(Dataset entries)
[Start of Attachment]

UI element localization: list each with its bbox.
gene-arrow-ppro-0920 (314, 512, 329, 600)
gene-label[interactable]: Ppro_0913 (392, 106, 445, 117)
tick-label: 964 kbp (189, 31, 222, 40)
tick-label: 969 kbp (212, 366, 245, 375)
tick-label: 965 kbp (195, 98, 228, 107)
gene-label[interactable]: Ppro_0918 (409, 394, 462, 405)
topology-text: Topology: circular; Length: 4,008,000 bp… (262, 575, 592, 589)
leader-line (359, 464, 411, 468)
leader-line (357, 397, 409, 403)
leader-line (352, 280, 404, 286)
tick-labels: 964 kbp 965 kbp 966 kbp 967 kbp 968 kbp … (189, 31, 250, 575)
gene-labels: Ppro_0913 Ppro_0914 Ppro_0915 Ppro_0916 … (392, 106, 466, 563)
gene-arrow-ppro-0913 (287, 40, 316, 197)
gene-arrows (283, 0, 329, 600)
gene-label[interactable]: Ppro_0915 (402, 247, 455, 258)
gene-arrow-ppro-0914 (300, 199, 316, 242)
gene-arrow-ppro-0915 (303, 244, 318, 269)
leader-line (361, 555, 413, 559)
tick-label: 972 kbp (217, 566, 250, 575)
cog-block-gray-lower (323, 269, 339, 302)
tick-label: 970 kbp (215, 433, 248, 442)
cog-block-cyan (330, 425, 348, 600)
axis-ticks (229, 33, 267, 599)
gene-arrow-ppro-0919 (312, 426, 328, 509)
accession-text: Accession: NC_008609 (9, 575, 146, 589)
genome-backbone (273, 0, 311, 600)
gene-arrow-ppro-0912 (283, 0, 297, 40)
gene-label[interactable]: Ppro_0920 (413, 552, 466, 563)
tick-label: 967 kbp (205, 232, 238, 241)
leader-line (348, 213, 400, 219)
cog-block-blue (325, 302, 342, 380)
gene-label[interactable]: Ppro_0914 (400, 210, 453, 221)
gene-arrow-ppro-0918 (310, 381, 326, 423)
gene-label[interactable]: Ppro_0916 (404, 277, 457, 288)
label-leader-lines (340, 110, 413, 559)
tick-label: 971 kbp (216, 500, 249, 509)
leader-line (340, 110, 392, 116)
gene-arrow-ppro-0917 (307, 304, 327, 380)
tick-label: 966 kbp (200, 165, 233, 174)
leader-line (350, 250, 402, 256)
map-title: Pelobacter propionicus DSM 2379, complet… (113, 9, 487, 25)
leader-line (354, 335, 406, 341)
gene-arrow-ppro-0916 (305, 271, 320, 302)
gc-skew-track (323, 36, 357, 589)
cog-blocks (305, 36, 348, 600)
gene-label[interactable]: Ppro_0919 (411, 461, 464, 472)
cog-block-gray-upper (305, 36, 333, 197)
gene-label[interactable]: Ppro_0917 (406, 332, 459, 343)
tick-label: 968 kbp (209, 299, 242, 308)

[End of Attachment]

The expected result is every line above containing the string "text".

topology-text: Topology: circular; Length: 4,008,000 bp… (262, 575, 592, 589)
accession-text: Accession: NC_008609 (9, 575, 146, 589)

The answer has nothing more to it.